==== Material ====

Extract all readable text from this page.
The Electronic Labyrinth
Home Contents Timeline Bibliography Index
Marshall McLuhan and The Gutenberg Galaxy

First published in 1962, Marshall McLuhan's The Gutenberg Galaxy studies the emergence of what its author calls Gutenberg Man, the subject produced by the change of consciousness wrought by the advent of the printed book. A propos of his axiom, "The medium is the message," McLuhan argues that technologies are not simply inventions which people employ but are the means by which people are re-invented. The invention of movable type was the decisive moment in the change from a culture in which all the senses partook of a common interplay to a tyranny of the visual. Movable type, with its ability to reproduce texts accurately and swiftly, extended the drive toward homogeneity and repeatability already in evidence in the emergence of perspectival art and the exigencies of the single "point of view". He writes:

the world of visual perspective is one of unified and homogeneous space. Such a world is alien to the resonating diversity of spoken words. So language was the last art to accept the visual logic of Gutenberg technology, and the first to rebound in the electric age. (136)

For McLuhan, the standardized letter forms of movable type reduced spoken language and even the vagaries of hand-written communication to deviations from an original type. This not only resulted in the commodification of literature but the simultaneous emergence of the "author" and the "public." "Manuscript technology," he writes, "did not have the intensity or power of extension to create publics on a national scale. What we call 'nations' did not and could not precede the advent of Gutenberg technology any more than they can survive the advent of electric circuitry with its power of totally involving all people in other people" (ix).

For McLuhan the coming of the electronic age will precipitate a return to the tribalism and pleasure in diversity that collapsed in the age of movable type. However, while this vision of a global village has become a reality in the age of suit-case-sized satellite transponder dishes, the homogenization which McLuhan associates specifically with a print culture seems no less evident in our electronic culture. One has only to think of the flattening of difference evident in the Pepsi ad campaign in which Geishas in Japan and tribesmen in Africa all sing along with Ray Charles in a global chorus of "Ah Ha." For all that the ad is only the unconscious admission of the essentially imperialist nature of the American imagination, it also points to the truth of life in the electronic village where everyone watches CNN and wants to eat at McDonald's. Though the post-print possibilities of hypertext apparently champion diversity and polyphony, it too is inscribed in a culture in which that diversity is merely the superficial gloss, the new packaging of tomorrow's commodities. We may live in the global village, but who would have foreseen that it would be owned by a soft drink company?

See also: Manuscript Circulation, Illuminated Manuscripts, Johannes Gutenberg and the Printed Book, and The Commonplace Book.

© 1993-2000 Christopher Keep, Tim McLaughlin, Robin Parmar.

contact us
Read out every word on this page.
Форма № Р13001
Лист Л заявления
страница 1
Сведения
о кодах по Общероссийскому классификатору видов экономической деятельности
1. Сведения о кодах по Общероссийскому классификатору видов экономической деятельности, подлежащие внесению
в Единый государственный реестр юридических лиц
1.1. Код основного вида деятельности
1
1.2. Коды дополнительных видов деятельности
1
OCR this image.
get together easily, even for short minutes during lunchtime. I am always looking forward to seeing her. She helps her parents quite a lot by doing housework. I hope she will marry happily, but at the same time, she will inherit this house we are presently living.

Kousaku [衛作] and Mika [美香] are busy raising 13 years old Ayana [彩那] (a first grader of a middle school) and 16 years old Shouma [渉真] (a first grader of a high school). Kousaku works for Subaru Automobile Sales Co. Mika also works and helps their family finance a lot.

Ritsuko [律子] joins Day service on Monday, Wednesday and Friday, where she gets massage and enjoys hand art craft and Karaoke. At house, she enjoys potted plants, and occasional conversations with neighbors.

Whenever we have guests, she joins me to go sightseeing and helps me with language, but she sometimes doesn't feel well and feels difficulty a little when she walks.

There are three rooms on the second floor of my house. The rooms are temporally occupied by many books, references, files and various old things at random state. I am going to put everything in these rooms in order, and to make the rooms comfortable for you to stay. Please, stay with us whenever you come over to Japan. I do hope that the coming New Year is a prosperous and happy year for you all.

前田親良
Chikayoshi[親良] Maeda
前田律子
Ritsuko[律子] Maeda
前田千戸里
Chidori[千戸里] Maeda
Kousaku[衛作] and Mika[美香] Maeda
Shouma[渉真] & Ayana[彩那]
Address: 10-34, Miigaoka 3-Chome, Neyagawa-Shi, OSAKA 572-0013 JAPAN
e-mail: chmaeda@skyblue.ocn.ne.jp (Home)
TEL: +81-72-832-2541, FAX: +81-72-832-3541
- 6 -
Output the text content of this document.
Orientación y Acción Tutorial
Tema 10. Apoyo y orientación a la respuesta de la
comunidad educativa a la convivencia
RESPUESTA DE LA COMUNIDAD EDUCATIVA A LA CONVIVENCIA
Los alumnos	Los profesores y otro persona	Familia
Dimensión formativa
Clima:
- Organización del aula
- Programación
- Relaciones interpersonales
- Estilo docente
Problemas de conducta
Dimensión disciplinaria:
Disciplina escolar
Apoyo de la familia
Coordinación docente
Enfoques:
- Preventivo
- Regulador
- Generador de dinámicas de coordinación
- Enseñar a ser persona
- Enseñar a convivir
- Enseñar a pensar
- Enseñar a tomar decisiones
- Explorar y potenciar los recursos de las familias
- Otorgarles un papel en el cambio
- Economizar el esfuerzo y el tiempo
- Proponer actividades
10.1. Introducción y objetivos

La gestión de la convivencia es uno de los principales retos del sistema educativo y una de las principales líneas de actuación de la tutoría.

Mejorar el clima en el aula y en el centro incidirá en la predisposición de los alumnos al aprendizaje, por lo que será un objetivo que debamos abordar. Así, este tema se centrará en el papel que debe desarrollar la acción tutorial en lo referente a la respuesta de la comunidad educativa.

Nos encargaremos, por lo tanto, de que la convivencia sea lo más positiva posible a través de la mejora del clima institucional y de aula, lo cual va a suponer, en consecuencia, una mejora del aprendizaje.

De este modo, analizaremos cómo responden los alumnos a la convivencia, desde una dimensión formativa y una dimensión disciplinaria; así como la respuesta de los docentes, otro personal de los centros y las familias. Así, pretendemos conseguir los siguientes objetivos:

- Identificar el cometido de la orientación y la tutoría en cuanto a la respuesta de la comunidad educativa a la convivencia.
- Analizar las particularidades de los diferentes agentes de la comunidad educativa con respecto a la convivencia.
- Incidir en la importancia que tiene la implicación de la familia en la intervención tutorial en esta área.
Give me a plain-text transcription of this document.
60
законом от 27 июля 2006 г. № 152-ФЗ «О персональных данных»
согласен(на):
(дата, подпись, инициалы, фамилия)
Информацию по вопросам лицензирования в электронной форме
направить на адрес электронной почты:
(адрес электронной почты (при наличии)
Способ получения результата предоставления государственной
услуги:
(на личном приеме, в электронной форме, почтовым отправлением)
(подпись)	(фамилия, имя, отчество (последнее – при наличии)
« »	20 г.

====

Work to do —
Copy each line above containing the string "Galaxy".

Correct response —
Marshall McLuhan and The Gutenberg Galaxy
First published in 1962, Marshall McLuhan's The Gutenberg Galaxy studies the emergence of what its author calls Gutenberg Man, the subject produced by the change of consciousness wrought by the advent of the printed book. A propos of his axiom, "The medium is the message," McLuhan argues that technologies are not simply inventions which people employ but are the means by which people are re-invented. The invention of movable type was the decisive moment in the change from a culture in which all the senses partook of a common interplay to a tyranny of the visual. Movable type, with its ability to reproduce texts accurately and swiftly, extended the drive toward homogeneity and repeatability already in evidence in the emergence of perspectival art and the exigencies of the single "point of view". He writes:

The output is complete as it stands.